··· INPUT MATERIAL

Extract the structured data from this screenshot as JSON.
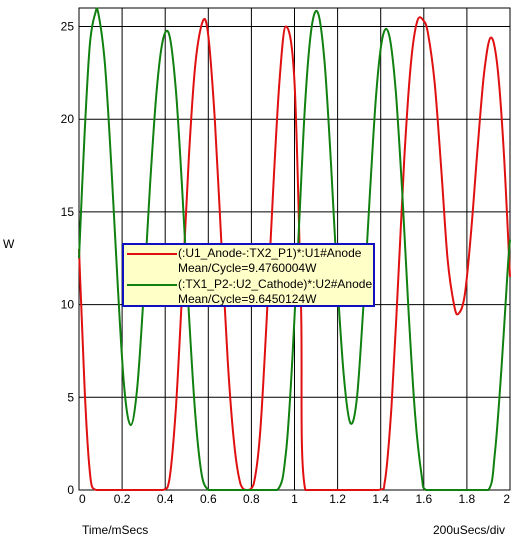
{
  "chart_data": {
    "type": "line",
    "xlabel": "Time/mSecs",
    "ylabel": "W",
    "xscale_label": "200uSecs/div",
    "xlim": [
      0,
      2
    ],
    "ylim": [
      0,
      26
    ],
    "xticks": [
      0,
      0.2,
      0.4,
      0.6,
      0.8,
      1,
      1.2,
      1.4,
      1.6,
      1.8,
      2
    ],
    "xtick_labels": [
      "0",
      "0.2",
      "0.4",
      "0.6",
      "0.8",
      "1",
      "1.2",
      "1.4",
      "1.6",
      "1.8",
      "2"
    ],
    "yticks": [
      0,
      5,
      10,
      15,
      20,
      25
    ],
    "ytick_labels": [
      "0",
      "5",
      "10",
      "15",
      "20",
      "25"
    ],
    "grid": true,
    "legend_position": "center-left",
    "series": [
      {
        "name": "(:U1_Anode-:TX2_P1)*:U1#Anode",
        "stat": "Mean/Cycle=9.4760004W",
        "color": "#e01010",
        "x": [
          0,
          0.01,
          0.02,
          0.03,
          0.04,
          0.05,
          0.06,
          0.08,
          0.1,
          0.2,
          0.3,
          0.39,
          0.42,
          0.45,
          0.48,
          0.51,
          0.54,
          0.575,
          0.6,
          0.63,
          0.66,
          0.69,
          0.72,
          0.75,
          0.78,
          0.81,
          0.84,
          0.87,
          0.9,
          0.93,
          0.96,
          1.0,
          1.03,
          1.05,
          1.2,
          1.39,
          1.42,
          1.45,
          1.48,
          1.51,
          1.54,
          1.57,
          1.6,
          1.62,
          1.65,
          1.68,
          1.71,
          1.74,
          1.76,
          1.79,
          1.82,
          1.85,
          1.88,
          1.91,
          1.94,
          1.97,
          2.0
        ],
        "y": [
          13,
          10,
          7.2,
          4.5,
          2.5,
          1,
          0.2,
          0,
          0,
          0,
          0,
          0,
          0.6,
          4.5,
          11,
          18,
          23,
          25.3,
          24.5,
          20,
          13.5,
          7,
          2.5,
          0.3,
          0,
          0.3,
          3,
          9,
          16,
          22,
          25,
          22,
          10,
          0,
          0,
          0,
          0.5,
          4.5,
          11,
          18,
          23,
          25.3,
          25.3,
          24.6,
          22,
          17.5,
          12.5,
          10,
          9.5,
          10.5,
          14,
          18.5,
          22.5,
          24.4,
          23,
          18.5,
          11.5
        ]
      },
      {
        "name": "(:TX1_P2-:U2_Cathode)*:U2#Anode",
        "stat": "Mean/Cycle=9.6450124W",
        "color": "#108010",
        "x": [
          0,
          0.025,
          0.05,
          0.075,
          0.09,
          0.12,
          0.15,
          0.18,
          0.21,
          0.24,
          0.27,
          0.3,
          0.33,
          0.36,
          0.39,
          0.42,
          0.45,
          0.48,
          0.51,
          0.54,
          0.57,
          0.6,
          0.62,
          0.7,
          0.8,
          0.92,
          0.96,
          0.99,
          1.02,
          1.05,
          1.08,
          1.11,
          1.14,
          1.17,
          1.2,
          1.23,
          1.26,
          1.29,
          1.32,
          1.35,
          1.38,
          1.41,
          1.44,
          1.47,
          1.5,
          1.53,
          1.56,
          1.59,
          1.61,
          1.7,
          1.8,
          1.9,
          1.93,
          1.96,
          1.99,
          2.0
        ],
        "y": [
          12.5,
          19,
          24,
          25.7,
          25.7,
          23,
          17.5,
          11,
          5.5,
          3.5,
          5.5,
          10.5,
          16.5,
          21.5,
          24.3,
          24.5,
          21.5,
          16,
          9.5,
          4,
          0.8,
          0,
          0,
          0,
          0,
          0,
          2,
          7,
          14,
          21,
          25,
          25.7,
          23,
          17.5,
          11,
          6,
          3.6,
          5,
          10,
          16,
          21.5,
          24.5,
          24.5,
          21.5,
          16,
          9.5,
          4,
          0.8,
          0,
          0,
          0,
          0,
          2,
          6.5,
          12,
          13.5
        ]
      }
    ]
  }
}
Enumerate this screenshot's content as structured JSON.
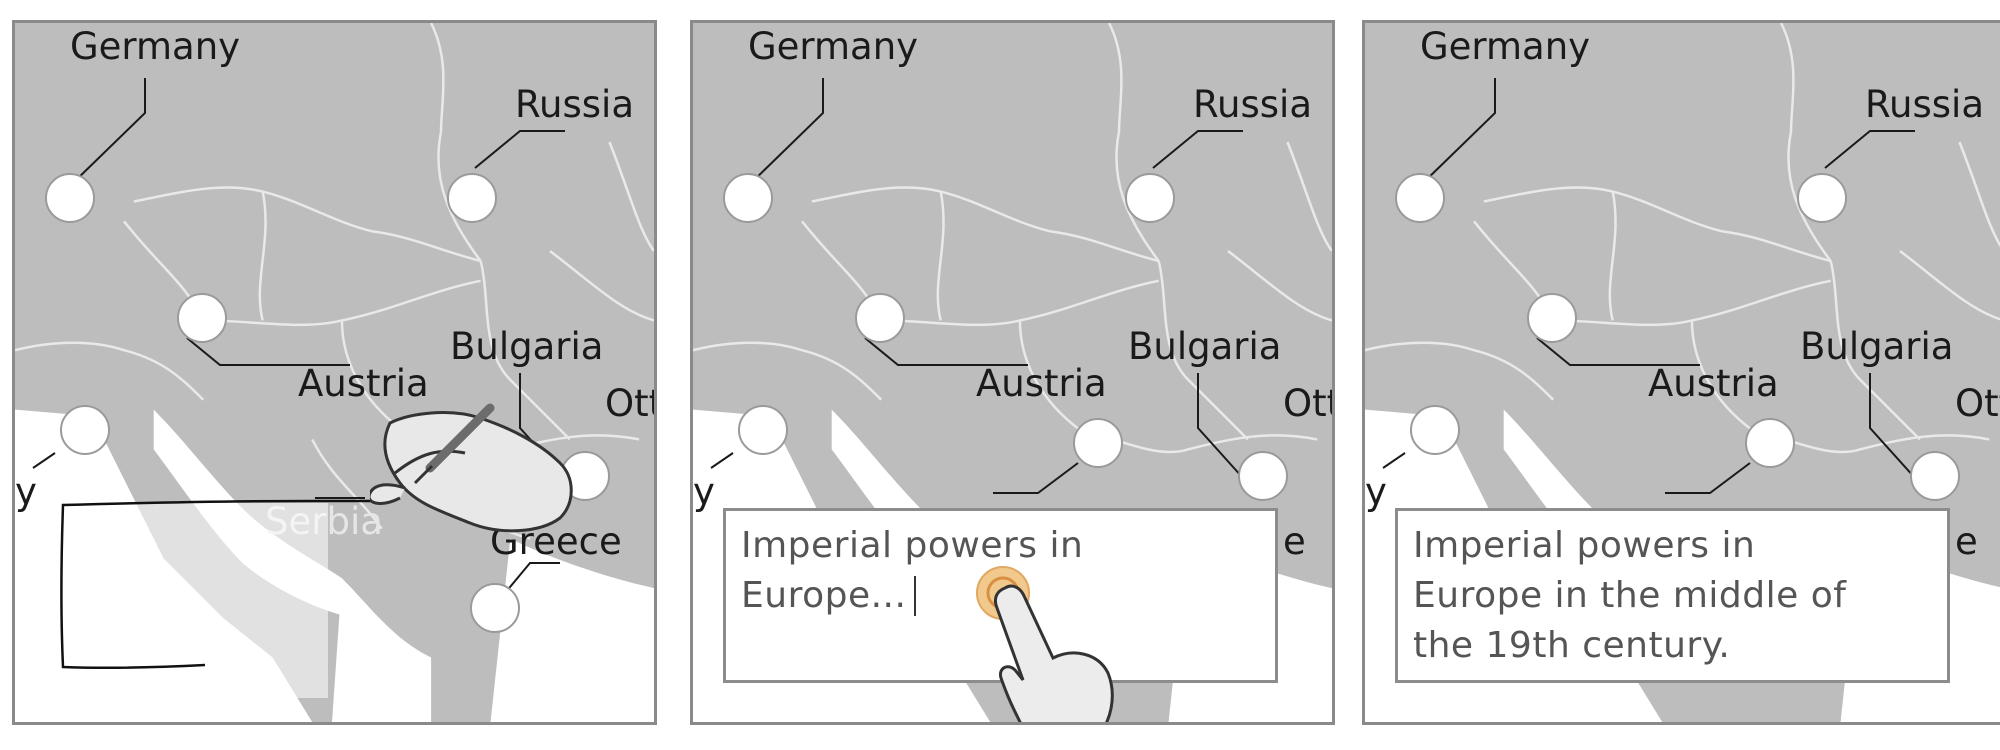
{
  "labels": {
    "germany": "Germany",
    "russia": "Russia",
    "austria": "Austria",
    "bulgaria": "Bulgaria",
    "ottoman_partial": "Ott",
    "italy_partial": "y",
    "serbia": "Serbia",
    "greece": "Greece",
    "caption_fragment_e": "e"
  },
  "text_box": {
    "typing_value": "Imperial powers in Europe...",
    "final_line_1": "Imperial powers in",
    "final_line_2": "Europe in the middle of",
    "final_line_3": "the 19th century.",
    "typing_line_1": "Imperial powers in",
    "typing_line_2": "Europe..."
  },
  "colors": {
    "land": "#bdbdbd",
    "borders": "#e9e9e9",
    "sea": "#ffffff",
    "pin_fill": "#ffffff",
    "pin_stroke": "#9a9a9a",
    "tap_indicator": "#f2c98c",
    "frame": "#8a8a8a"
  },
  "icons": {
    "stylus_hand": "hand-with-stylus-icon",
    "tap_hand": "pointing-hand-icon",
    "tap_ring": "tap-indicator-icon"
  }
}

······

Only the number is wanted: how many lines of these entries contain the string "Europe"?

3